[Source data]

================================

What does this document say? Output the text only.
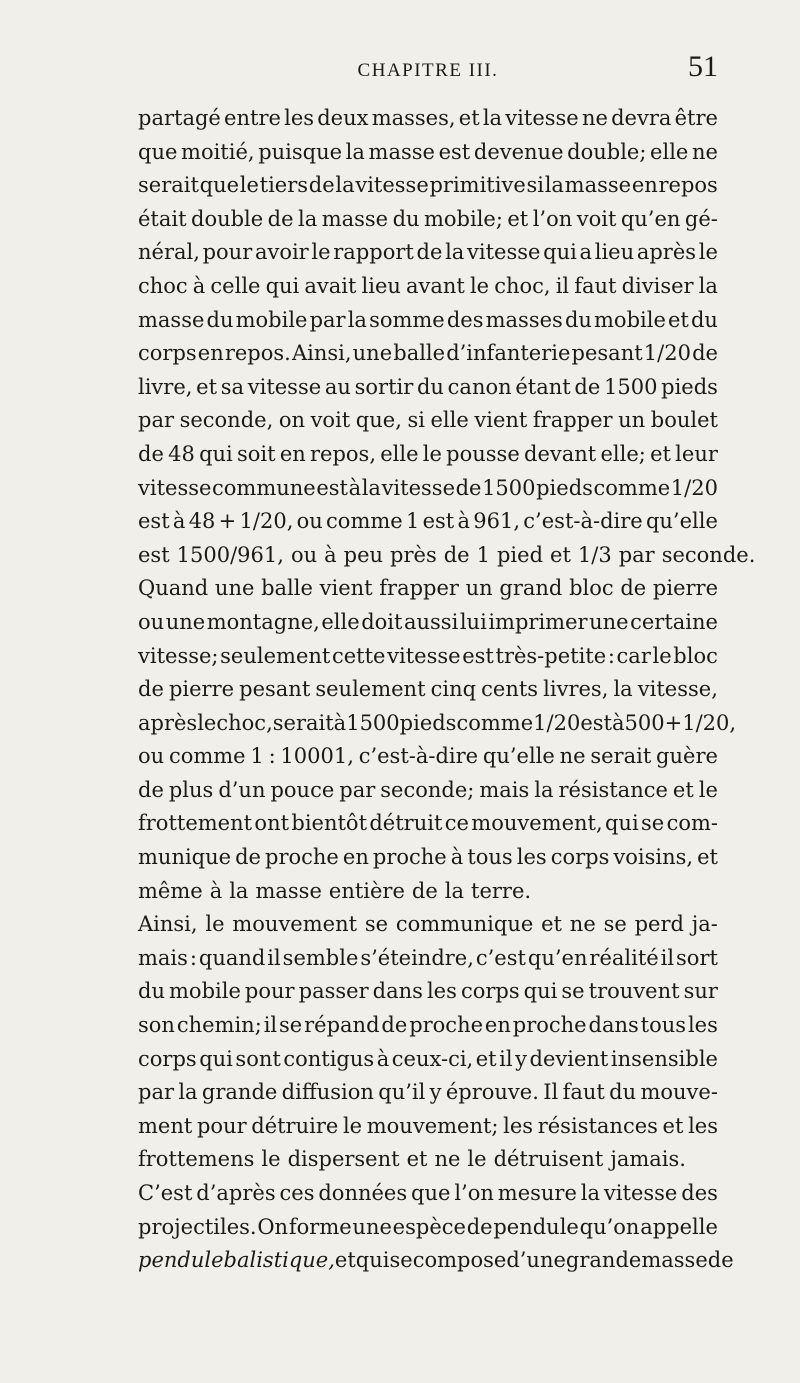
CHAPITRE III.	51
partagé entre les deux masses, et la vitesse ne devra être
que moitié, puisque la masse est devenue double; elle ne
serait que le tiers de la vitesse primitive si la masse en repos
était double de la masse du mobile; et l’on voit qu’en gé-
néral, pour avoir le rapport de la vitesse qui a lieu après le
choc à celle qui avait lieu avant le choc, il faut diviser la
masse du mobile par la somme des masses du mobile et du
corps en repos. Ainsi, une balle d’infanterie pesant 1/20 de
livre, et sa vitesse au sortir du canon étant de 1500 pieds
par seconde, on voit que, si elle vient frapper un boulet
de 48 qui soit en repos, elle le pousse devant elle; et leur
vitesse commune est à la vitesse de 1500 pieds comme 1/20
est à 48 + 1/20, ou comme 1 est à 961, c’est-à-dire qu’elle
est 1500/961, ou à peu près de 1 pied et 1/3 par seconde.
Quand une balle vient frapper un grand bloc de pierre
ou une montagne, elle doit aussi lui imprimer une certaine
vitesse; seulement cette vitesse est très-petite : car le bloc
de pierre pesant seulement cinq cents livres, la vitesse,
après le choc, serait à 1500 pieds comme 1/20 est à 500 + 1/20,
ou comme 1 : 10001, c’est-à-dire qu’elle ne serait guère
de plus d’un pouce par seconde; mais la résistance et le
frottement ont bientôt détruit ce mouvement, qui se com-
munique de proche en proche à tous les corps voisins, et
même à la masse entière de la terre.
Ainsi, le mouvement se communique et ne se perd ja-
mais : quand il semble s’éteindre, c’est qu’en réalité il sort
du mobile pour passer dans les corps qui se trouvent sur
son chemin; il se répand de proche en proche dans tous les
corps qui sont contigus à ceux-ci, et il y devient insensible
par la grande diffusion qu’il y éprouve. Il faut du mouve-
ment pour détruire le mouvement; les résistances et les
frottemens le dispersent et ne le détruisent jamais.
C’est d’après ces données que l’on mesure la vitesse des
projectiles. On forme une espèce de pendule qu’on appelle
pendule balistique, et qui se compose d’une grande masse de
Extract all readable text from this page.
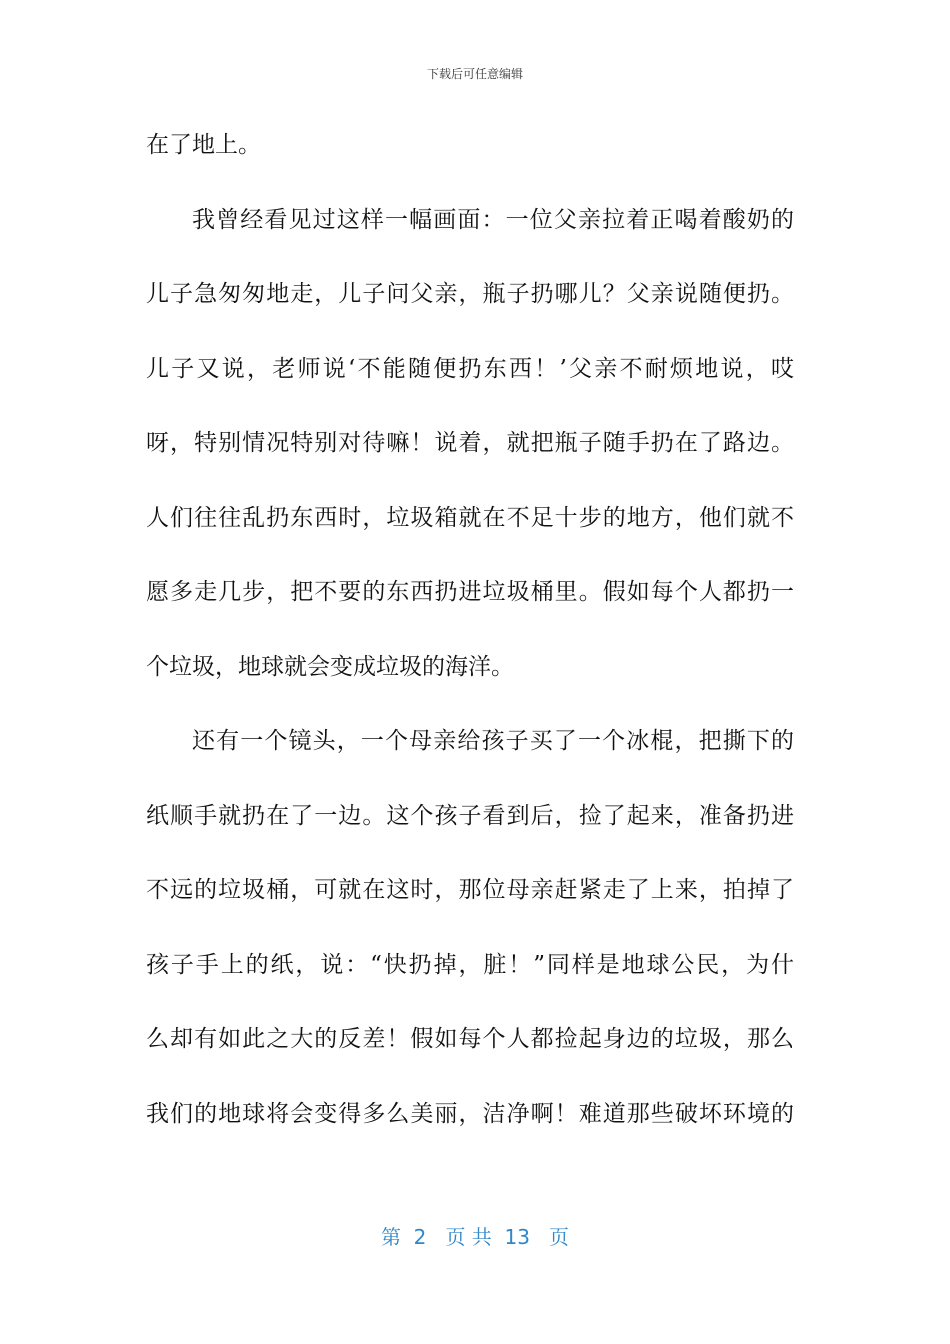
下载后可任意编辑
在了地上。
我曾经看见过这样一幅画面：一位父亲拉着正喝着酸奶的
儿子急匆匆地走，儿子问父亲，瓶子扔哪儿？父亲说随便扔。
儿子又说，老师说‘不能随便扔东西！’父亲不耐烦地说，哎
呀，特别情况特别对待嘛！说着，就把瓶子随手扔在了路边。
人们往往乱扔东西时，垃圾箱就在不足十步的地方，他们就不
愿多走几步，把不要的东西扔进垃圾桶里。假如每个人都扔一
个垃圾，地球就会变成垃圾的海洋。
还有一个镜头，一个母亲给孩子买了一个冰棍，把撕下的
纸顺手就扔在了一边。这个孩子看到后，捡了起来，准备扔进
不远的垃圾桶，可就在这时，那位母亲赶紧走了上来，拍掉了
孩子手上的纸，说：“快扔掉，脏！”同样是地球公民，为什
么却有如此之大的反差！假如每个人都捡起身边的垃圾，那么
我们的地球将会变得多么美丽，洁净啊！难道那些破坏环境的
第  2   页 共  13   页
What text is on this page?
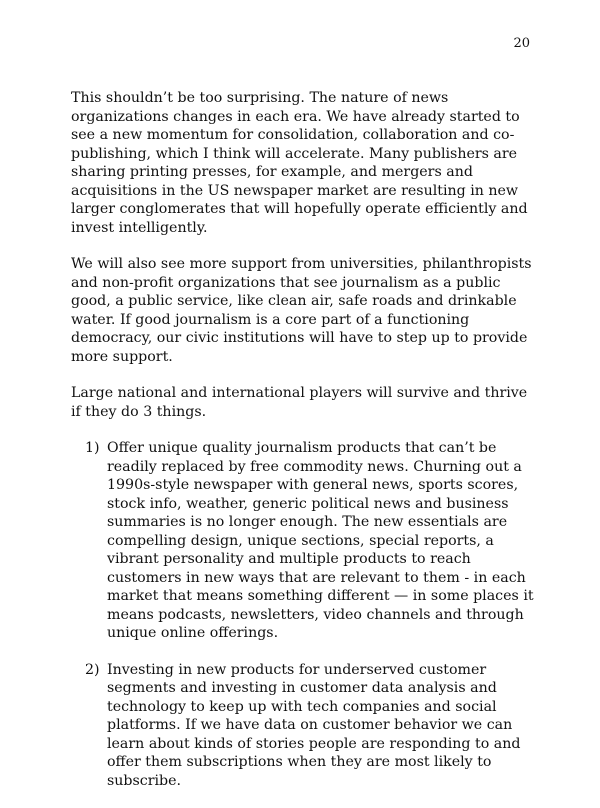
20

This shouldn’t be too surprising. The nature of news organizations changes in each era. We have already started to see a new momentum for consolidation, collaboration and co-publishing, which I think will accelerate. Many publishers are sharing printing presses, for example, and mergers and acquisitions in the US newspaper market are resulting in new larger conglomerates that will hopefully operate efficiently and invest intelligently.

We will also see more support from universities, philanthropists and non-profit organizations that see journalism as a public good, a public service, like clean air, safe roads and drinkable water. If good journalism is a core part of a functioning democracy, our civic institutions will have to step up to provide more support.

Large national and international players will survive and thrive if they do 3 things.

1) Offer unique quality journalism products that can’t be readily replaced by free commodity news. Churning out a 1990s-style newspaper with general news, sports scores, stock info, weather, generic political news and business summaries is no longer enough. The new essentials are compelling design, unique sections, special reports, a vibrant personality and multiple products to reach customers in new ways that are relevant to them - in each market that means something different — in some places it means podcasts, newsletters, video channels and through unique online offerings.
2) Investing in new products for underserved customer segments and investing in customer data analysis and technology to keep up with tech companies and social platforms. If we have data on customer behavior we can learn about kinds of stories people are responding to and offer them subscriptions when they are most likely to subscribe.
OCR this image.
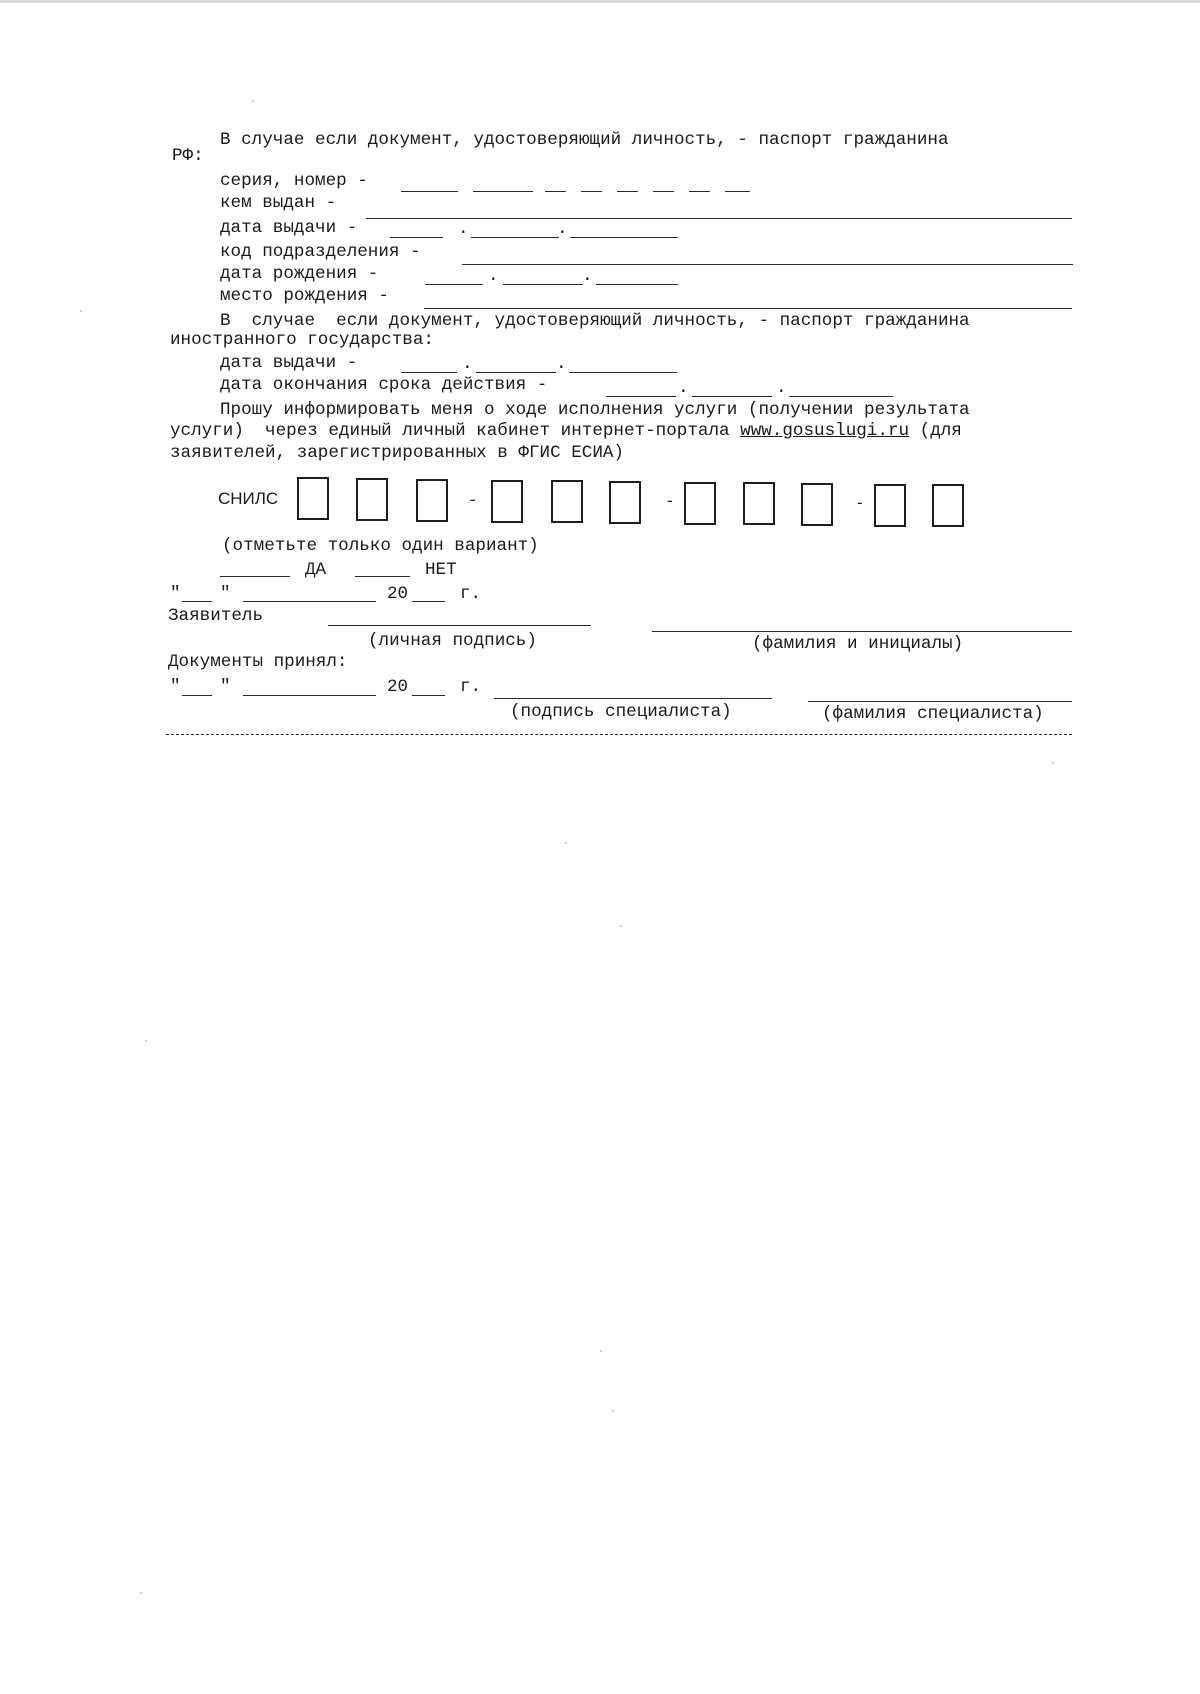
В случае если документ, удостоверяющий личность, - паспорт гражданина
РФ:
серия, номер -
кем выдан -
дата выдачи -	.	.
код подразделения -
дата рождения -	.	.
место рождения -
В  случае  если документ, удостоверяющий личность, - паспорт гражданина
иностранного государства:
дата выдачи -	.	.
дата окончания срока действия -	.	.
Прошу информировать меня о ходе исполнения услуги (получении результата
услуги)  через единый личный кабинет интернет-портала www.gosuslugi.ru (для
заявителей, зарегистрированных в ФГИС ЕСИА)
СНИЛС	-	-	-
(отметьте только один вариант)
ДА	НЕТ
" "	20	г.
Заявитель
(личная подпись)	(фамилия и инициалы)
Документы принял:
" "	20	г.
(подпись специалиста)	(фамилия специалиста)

================================

STATED PROBLEM ::
Look back over the material above and state how many lines hold the word "proche". Write the number and nothing else.

RESULT OF THE EXERCISE ::
2